- DO THIS -
Every line of the material is to be repeated exactly as it stands.

Figure dataset records
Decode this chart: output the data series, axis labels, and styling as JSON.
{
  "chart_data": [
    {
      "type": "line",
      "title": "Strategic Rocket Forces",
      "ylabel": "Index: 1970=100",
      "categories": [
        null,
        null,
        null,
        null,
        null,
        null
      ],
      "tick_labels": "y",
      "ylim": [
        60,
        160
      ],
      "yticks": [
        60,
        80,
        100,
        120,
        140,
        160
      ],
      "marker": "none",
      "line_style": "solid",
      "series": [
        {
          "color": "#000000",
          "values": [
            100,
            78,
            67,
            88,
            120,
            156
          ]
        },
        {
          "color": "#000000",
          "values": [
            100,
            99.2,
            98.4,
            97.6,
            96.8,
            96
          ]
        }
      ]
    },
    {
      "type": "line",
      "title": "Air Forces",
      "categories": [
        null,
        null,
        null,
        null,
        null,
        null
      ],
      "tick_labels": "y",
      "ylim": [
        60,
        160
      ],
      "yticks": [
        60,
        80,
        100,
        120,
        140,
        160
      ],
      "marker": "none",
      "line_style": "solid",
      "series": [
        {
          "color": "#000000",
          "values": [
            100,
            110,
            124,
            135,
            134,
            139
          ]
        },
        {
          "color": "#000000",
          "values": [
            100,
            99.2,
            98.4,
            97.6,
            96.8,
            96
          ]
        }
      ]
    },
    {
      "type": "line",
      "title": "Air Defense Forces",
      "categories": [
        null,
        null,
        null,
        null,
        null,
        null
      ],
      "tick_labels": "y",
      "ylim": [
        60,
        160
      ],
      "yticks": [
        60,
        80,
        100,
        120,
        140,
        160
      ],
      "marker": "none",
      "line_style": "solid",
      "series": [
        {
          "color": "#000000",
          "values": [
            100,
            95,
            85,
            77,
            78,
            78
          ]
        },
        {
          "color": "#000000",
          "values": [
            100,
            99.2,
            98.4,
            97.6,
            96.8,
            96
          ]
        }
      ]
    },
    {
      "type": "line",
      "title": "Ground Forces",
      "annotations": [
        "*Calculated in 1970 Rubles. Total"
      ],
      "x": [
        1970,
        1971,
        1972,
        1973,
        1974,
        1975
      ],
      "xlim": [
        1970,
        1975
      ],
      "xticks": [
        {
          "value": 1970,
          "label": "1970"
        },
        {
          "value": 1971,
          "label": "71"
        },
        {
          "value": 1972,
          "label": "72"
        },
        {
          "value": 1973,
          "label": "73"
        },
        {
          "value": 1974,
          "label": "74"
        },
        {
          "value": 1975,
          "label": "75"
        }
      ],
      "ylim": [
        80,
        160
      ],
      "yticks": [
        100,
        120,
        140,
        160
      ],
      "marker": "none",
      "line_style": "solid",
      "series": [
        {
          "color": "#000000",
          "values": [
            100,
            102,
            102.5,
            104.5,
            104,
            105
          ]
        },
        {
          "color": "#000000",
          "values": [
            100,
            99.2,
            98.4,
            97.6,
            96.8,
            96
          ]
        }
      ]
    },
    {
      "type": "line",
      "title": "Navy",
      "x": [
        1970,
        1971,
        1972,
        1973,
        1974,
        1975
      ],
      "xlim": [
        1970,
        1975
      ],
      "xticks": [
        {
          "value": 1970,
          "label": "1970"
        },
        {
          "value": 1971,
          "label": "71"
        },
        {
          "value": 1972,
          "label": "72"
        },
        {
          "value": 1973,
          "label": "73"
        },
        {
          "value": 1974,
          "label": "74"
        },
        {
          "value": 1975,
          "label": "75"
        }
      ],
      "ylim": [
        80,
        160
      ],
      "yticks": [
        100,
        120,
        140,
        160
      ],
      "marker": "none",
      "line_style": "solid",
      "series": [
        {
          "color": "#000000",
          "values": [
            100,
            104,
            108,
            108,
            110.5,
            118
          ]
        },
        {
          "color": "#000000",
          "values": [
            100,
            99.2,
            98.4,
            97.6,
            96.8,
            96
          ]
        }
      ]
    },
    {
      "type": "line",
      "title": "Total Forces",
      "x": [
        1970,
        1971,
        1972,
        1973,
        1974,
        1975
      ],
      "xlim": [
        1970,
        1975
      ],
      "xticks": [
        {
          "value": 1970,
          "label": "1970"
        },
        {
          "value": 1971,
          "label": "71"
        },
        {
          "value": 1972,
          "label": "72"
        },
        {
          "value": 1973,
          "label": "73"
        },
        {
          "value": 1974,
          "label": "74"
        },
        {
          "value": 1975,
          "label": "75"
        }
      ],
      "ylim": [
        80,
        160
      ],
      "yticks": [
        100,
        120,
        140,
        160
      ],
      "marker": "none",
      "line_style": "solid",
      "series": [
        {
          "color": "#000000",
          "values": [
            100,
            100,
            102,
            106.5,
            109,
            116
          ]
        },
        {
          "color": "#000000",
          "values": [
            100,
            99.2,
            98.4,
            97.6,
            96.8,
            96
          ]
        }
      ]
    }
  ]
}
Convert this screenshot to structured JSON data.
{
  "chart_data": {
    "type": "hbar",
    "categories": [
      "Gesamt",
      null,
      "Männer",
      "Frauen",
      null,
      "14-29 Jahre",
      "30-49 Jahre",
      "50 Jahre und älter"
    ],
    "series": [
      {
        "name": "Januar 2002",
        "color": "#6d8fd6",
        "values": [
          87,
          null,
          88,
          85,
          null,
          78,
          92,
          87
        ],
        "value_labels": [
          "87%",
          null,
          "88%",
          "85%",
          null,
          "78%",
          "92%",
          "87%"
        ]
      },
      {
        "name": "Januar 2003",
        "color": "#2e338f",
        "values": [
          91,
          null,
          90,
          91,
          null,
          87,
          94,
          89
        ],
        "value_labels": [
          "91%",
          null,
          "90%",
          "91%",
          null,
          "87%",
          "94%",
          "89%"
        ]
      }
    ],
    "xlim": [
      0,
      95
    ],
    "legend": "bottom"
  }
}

- REPLY -
Decode this chart: output the data series, axis labels, and styling as JSON.
{
  "chart_data": [
    {
      "type": "line",
      "title": "Strategic Rocket Forces",
      "ylabel": "Index: 1970=100",
      "categories": [
        null,
        null,
        null,
        null,
        null,
        null
      ],
      "tick_labels": "y",
      "ylim": [
        60,
        160
      ],
      "yticks": [
        60,
        80,
        100,
        120,
        140,
        160
      ],
      "marker": "none",
      "line_style": "solid",
      "series": [
        {
          "color": "#000000",
          "values": [
            100,
            78,
            67,
            88,
            120,
            156
          ]
        },
        {
          "color": "#000000",
          "values": [
            100,
            99.2,
            98.4,
            97.6,
            96.8,
            96
          ]
        }
      ]
    },
    {
      "type": "line",
      "title": "Air Forces",
      "categories": [
        null,
        null,
        null,
        null,
        null,
        null
      ],
      "tick_labels": "y",
      "ylim": [
        60,
        160
      ],
      "yticks": [
        60,
        80,
        100,
        120,
        140,
        160
      ],
      "marker": "none",
      "line_style": "solid",
      "series": [
        {
          "color": "#000000",
          "values": [
            100,
            110,
            124,
            135,
            134,
            139
          ]
        },
        {
          "color": "#000000",
          "values": [
            100,
            99.2,
            98.4,
            97.6,
            96.8,
            96
          ]
        }
      ]
    },
    {
      "type": "line",
      "title": "Air Defense Forces",
      "categories": [
        null,
        null,
        null,
        null,
        null,
        null
      ],
      "tick_labels": "y",
      "ylim": [
        60,
        160
      ],
      "yticks": [
        60,
        80,
        100,
        120,
        140,
        160
      ],
      "marker": "none",
      "line_style": "solid",
      "series": [
        {
          "color": "#000000",
          "values": [
            100,
            95,
            85,
            77,
            78,
            78
          ]
        },
        {
          "color": "#000000",
          "values": [
            100,
            99.2,
            98.4,
            97.6,
            96.8,
            96
          ]
        }
      ]
    },
    {
      "type": "line",
      "title": "Ground Forces",
      "annotations": [
        "*Calculated in 1970 Rubles. Total"
      ],
      "x": [
        1970,
        1971,
        1972,
        1973,
        1974,
        1975
      ],
      "xlim": [
        1970,
        1975
      ],
      "xticks": [
        {
          "value": 1970,
          "label": "1970"
        },
        {
          "value": 1971,
          "label": "71"
        },
        {
          "value": 1972,
          "label": "72"
        },
        {
          "value": 1973,
          "label": "73"
        },
        {
          "value": 1974,
          "label": "74"
        },
        {
          "value": 1975,
          "label": "75"
        }
      ],
      "ylim": [
        80,
        160
      ],
      "yticks": [
        100,
        120,
        140,
        160
      ],
      "marker": "none",
      "line_style": "solid",
      "series": [
        {
          "color": "#000000",
          "values": [
            100,
            102,
            102.5,
            104.5,
            104,
            105
          ]
        },
        {
          "color": "#000000",
          "values": [
            100,
            99.2,
            98.4,
            97.6,
            96.8,
            96
          ]
        }
      ]
    },
    {
      "type": "line",
      "title": "Navy",
      "x": [
        1970,
        1971,
        1972,
        1973,
        1974,
        1975
      ],
      "xlim": [
        1970,
        1975
      ],
      "xticks": [
        {
          "value": 1970,
          "label": "1970"
        },
        {
          "value": 1971,
          "label": "71"
        },
        {
          "value": 1972,
          "label": "72"
        },
        {
          "value": 1973,
          "label": "73"
        },
        {
          "value": 1974,
          "label": "74"
        },
        {
          "value": 1975,
          "label": "75"
        }
      ],
      "ylim": [
        80,
        160
      ],
      "yticks": [
        100,
        120,
        140,
        160
      ],
      "marker": "none",
      "line_style": "solid",
      "series": [
        {
          "color": "#000000",
          "values": [
            100,
            104,
            108,
            108,
            110.5,
            118
          ]
        },
        {
          "color": "#000000",
          "values": [
            100,
            99.2,
            98.4,
            97.6,
            96.8,
            96
          ]
        }
      ]
    },
    {
      "type": "line",
      "title": "Total Forces",
      "x": [
        1970,
        1971,
        1972,
        1973,
        1974,
        1975
      ],
      "xlim": [
        1970,
        1975
      ],
      "xticks": [
        {
          "value": 1970,
          "label": "1970"
        },
        {
          "value": 1971,
          "label": "71"
        },
        {
          "value": 1972,
          "label": "72"
        },
        {
          "value": 1973,
          "label": "73"
        },
        {
          "value": 1974,
          "label": "74"
        },
        {
          "value": 1975,
          "label": "75"
        }
      ],
      "ylim": [
        80,
        160
      ],
      "yticks": [
        100,
        120,
        140,
        160
      ],
      "marker": "none",
      "line_style": "solid",
      "series": [
        {
          "color": "#000000",
          "values": [
            100,
            100,
            102,
            106.5,
            109,
            116
          ]
        },
        {
          "color": "#000000",
          "values": [
            100,
            99.2,
            98.4,
            97.6,
            96.8,
            96
          ]
        }
      ]
    }
  ]
}
Convert this screenshot to structured JSON data.
{
  "chart_data": {
    "type": "hbar",
    "categories": [
      "Gesamt",
      null,
      "Männer",
      "Frauen",
      null,
      "14-29 Jahre",
      "30-49 Jahre",
      "50 Jahre und älter"
    ],
    "series": [
      {
        "name": "Januar 2002",
        "color": "#6d8fd6",
        "values": [
          87,
          null,
          88,
          85,
          null,
          78,
          92,
          87
        ],
        "value_labels": [
          "87%",
          null,
          "88%",
          "85%",
          null,
          "78%",
          "92%",
          "87%"
        ]
      },
      {
        "name": "Januar 2003",
        "color": "#2e338f",
        "values": [
          91,
          null,
          90,
          91,
          null,
          87,
          94,
          89
        ],
        "value_labels": [
          "91%",
          null,
          "90%",
          "91%",
          null,
          "87%",
          "94%",
          "89%"
        ]
      }
    ],
    "xlim": [
      0,
      95
    ],
    "legend": "bottom"
  }
}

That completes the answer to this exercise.